## Begin

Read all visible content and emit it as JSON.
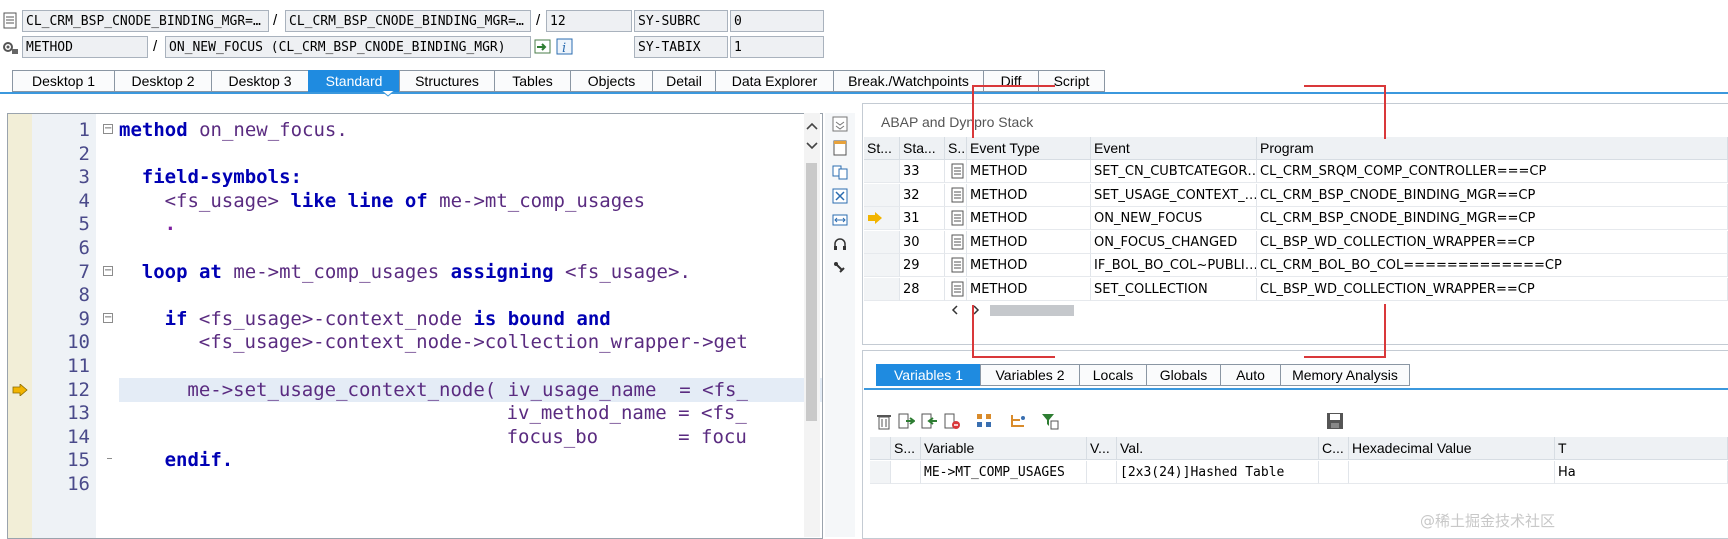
{
  "header": {
    "row1": {
      "class_field": "CL_CRM_BSP_CNODE_BINDING_MGR=…",
      "include_field": "CL_CRM_BSP_CNODE_BINDING_MGR=…",
      "separator": "/",
      "line_field": "12",
      "sy_label": "SY-SUBRC",
      "sy_value": "0"
    },
    "row2": {
      "type_field": "METHOD",
      "separator": "/",
      "method_field": "ON_NEW_FOCUS (CL_CRM_BSP_CNODE_BINDING_MGR)",
      "sy_label": "SY-TABIX",
      "sy_value": "1"
    }
  },
  "tabs": [
    "Desktop 1",
    "Desktop 2",
    "Desktop 3",
    "Standard",
    "Structures",
    "Tables",
    "Objects",
    "Detail",
    "Data Explorer",
    "Break./Watchpoints",
    "Diff",
    "Script"
  ],
  "active_tab": "Standard",
  "code": {
    "lines": [
      {
        "n": "1"
      },
      {
        "n": "2"
      },
      {
        "n": "3"
      },
      {
        "n": "4"
      },
      {
        "n": "5"
      },
      {
        "n": "6"
      },
      {
        "n": "7"
      },
      {
        "n": "8"
      },
      {
        "n": "9"
      },
      {
        "n": "10"
      },
      {
        "n": "11"
      },
      {
        "n": "12"
      },
      {
        "n": "13"
      },
      {
        "n": "14"
      },
      {
        "n": "15"
      },
      {
        "n": "16"
      }
    ],
    "l1": {
      "kw": "method",
      "rest": " on_new_focus."
    },
    "l3": {
      "kw": "field-symbols:"
    },
    "l4": {
      "a": "<fs_usage> ",
      "kw": "like line of",
      "b": " me->mt_comp_usages"
    },
    "l5": {
      "a": "."
    },
    "l7": {
      "kw1": "loop at",
      "a": " me->mt_comp_usages ",
      "kw2": "assigning",
      "b": " <fs_usage>."
    },
    "l9": {
      "kw1": "if",
      "a": " <fs_usage>-context_node ",
      "kw2": "is bound and"
    },
    "l10": {
      "a": "<fs_usage>-context_node->collection_wrapper->get"
    },
    "l12": {
      "a": "me->set_usage_context_node( iv_usage_name  = <fs_"
    },
    "l13": {
      "a": "iv_method_name = <fs_"
    },
    "l14": {
      "a": "focus_bo       = focu"
    },
    "l15": {
      "kw": "endif."
    }
  },
  "stack": {
    "title": "ABAP and Dynpro Stack",
    "columns": [
      "St...",
      "Sta...",
      "S...",
      "Event Type",
      "Event",
      "Program"
    ],
    "rows": [
      {
        "level": "33",
        "type": "METHOD",
        "event": "SET_CN_CUBTCATEGOR…",
        "program": "CL_CRM_SRQM_COMP_CONTROLLER===CP"
      },
      {
        "level": "32",
        "type": "METHOD",
        "event": "SET_USAGE_CONTEXT_…",
        "program": "CL_CRM_BSP_CNODE_BINDING_MGR==CP"
      },
      {
        "level": "31",
        "type": "METHOD",
        "event": "ON_NEW_FOCUS",
        "program": "CL_CRM_BSP_CNODE_BINDING_MGR==CP"
      },
      {
        "level": "30",
        "type": "METHOD",
        "event": "ON_FOCUS_CHANGED",
        "program": "CL_BSP_WD_COLLECTION_WRAPPER==CP"
      },
      {
        "level": "29",
        "type": "METHOD",
        "event": "IF_BOL_BO_COL~PUBLI…",
        "program": "CL_CRM_BOL_BO_COL=============CP"
      },
      {
        "level": "28",
        "type": "METHOD",
        "event": "SET_COLLECTION",
        "program": "CL_BSP_WD_COLLECTION_WRAPPER==CP"
      }
    ],
    "current_row": "31"
  },
  "var_tabs": [
    "Variables 1",
    "Variables 2",
    "Locals",
    "Globals",
    "Auto",
    "Memory Analysis"
  ],
  "active_var_tab": "Variables 1",
  "variables": {
    "columns": [
      "S...",
      "Variable",
      "V...",
      "Val.",
      "C...",
      "Hexadecimal Value",
      "T"
    ],
    "rows": [
      {
        "variable": "ME->MT_COMP_USAGES",
        "value": "[2x3(24)]Hashed Table",
        "hex": "Ha"
      }
    ]
  },
  "watermark": "@稀土掘金技术社区",
  "colors": {
    "accent": "#1f8be0",
    "annotation": "#d9383a",
    "keyword": "#0000b4"
  }
}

## End

_What is expected_. Restate the data above word for word. Skip every picture.

_Solved problem_.
Read all visible content and emit it as JSON.
{
  "header": {
    "row1": {
      "class_field": "CL_CRM_BSP_CNODE_BINDING_MGR=…",
      "include_field": "CL_CRM_BSP_CNODE_BINDING_MGR=…",
      "separator": "/",
      "line_field": "12",
      "sy_label": "SY-SUBRC",
      "sy_value": "0"
    },
    "row2": {
      "type_field": "METHOD",
      "separator": "/",
      "method_field": "ON_NEW_FOCUS (CL_CRM_BSP_CNODE_BINDING_MGR)",
      "sy_label": "SY-TABIX",
      "sy_value": "1"
    }
  },
  "tabs": [
    "Desktop 1",
    "Desktop 2",
    "Desktop 3",
    "Standard",
    "Structures",
    "Tables",
    "Objects",
    "Detail",
    "Data Explorer",
    "Break./Watchpoints",
    "Diff",
    "Script"
  ],
  "active_tab": "Standard",
  "code": {
    "lines": [
      {
        "n": "1"
      },
      {
        "n": "2"
      },
      {
        "n": "3"
      },
      {
        "n": "4"
      },
      {
        "n": "5"
      },
      {
        "n": "6"
      },
      {
        "n": "7"
      },
      {
        "n": "8"
      },
      {
        "n": "9"
      },
      {
        "n": "10"
      },
      {
        "n": "11"
      },
      {
        "n": "12"
      },
      {
        "n": "13"
      },
      {
        "n": "14"
      },
      {
        "n": "15"
      },
      {
        "n": "16"
      }
    ],
    "l1": {
      "kw": "method",
      "rest": " on_new_focus."
    },
    "l3": {
      "kw": "field-symbols:"
    },
    "l4": {
      "a": "<fs_usage> ",
      "kw": "like line of",
      "b": " me->mt_comp_usages"
    },
    "l5": {
      "a": "."
    },
    "l7": {
      "kw1": "loop at",
      "a": " me->mt_comp_usages ",
      "kw2": "assigning",
      "b": " <fs_usage>."
    },
    "l9": {
      "kw1": "if",
      "a": " <fs_usage>-context_node ",
      "kw2": "is bound and"
    },
    "l10": {
      "a": "<fs_usage>-context_node->collection_wrapper->get"
    },
    "l12": {
      "a": "me->set_usage_context_node( iv_usage_name  = <fs_"
    },
    "l13": {
      "a": "iv_method_name = <fs_"
    },
    "l14": {
      "a": "focus_bo       = focu"
    },
    "l15": {
      "kw": "endif."
    }
  },
  "stack": {
    "title": "ABAP and Dynpro Stack",
    "columns": [
      "St...",
      "Sta...",
      "S...",
      "Event Type",
      "Event",
      "Program"
    ],
    "rows": [
      {
        "level": "33",
        "type": "METHOD",
        "event": "SET_CN_CUBTCATEGOR…",
        "program": "CL_CRM_SRQM_COMP_CONTROLLER===CP"
      },
      {
        "level": "32",
        "type": "METHOD",
        "event": "SET_USAGE_CONTEXT_…",
        "program": "CL_CRM_BSP_CNODE_BINDING_MGR==CP"
      },
      {
        "level": "31",
        "type": "METHOD",
        "event": "ON_NEW_FOCUS",
        "program": "CL_CRM_BSP_CNODE_BINDING_MGR==CP"
      },
      {
        "level": "30",
        "type": "METHOD",
        "event": "ON_FOCUS_CHANGED",
        "program": "CL_BSP_WD_COLLECTION_WRAPPER==CP"
      },
      {
        "level": "29",
        "type": "METHOD",
        "event": "IF_BOL_BO_COL~PUBLI…",
        "program": "CL_CRM_BOL_BO_COL=============CP"
      },
      {
        "level": "28",
        "type": "METHOD",
        "event": "SET_COLLECTION",
        "program": "CL_BSP_WD_COLLECTION_WRAPPER==CP"
      }
    ],
    "current_row": "31"
  },
  "var_tabs": [
    "Variables 1",
    "Variables 2",
    "Locals",
    "Globals",
    "Auto",
    "Memory Analysis"
  ],
  "active_var_tab": "Variables 1",
  "variables": {
    "columns": [
      "S...",
      "Variable",
      "V...",
      "Val.",
      "C...",
      "Hexadecimal Value",
      "T"
    ],
    "rows": [
      {
        "variable": "ME->MT_COMP_USAGES",
        "value": "[2x3(24)]Hashed Table",
        "hex": "Ha"
      }
    ]
  },
  "watermark": "@稀土掘金技术社区",
  "colors": {
    "accent": "#1f8be0",
    "annotation": "#d9383a",
    "keyword": "#0000b4"
  }
}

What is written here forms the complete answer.